**Dataset items**
====
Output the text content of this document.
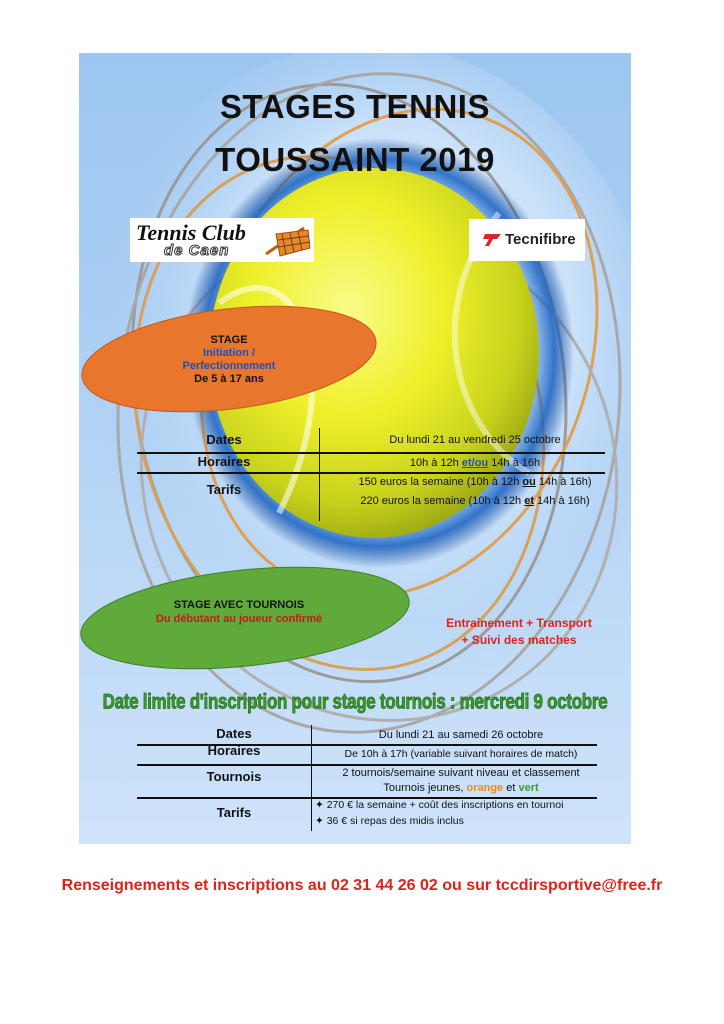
STAGES TENNIS
TOUSSAINT 2019
Tennis Club
de Caen
Tecnifibre
STAGE
Initiation /
Perfectionnement
De 5 à 17 ans
Dates	Du lundi 21 au vendredi 25 octobre
Horaires	10h à 12h et/ou 14h à 16h
Tarifs	150 euros la semaine (10h à 12h ou 14h à 16h)
220 euros la semaine (10h à 12h et 14h à 16h)
STAGE AVEC TOURNOIS
Du débutant au joueur confirmé	Entrainement + Transport
+ Suivi des matches
Date limite d'inscription pour stage tournois : mercredi 9 octobre
Dates	Du lundi 21 au samedi 26 octobre
Horaires	De 10h à 17h (variable suivant horaires de match)
Tournois	2 tournois/semaine suivant niveau et classement
Tournois jeunes, orange et vert
Tarifs	✦ 270 € la semaine + coût des inscriptions en tournoi
✦ 36 € si repas des midis inclus
Renseignements et inscriptions au 02 31 44 26 02 ou sur tccdirsportive@free.fr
====
**TASK GOAL**
Return all of the data exactly as written, and drop the pictures.

**EXERCISE ANSWER**
Output the text content of this document.
STAGES TENNIS
TOUSSAINT 2019
Tennis Club
de Caen
Tecnifibre
STAGE
Initiation /
Perfectionnement
De 5 à 17 ans
Dates	Du lundi 21 au vendredi 25 octobre
Horaires	10h à 12h et/ou 14h à 16h
Tarifs	150 euros la semaine (10h à 12h ou 14h à 16h)
220 euros la semaine (10h à 12h et 14h à 16h)
STAGE AVEC TOURNOIS
Du débutant au joueur confirmé	Entrainement + Transport
+ Suivi des matches
Date limite d'inscription pour stage tournois : mercredi 9 octobre
Dates	Du lundi 21 au samedi 26 octobre
Horaires	De 10h à 17h (variable suivant horaires de match)
Tournois	2 tournois/semaine suivant niveau et classement
Tournois jeunes, orange et vert
Tarifs	✦ 270 € la semaine + coût des inscriptions en tournoi
✦ 36 € si repas des midis inclus
Renseignements et inscriptions au 02 31 44 26 02 ou sur tccdirsportive@free.fr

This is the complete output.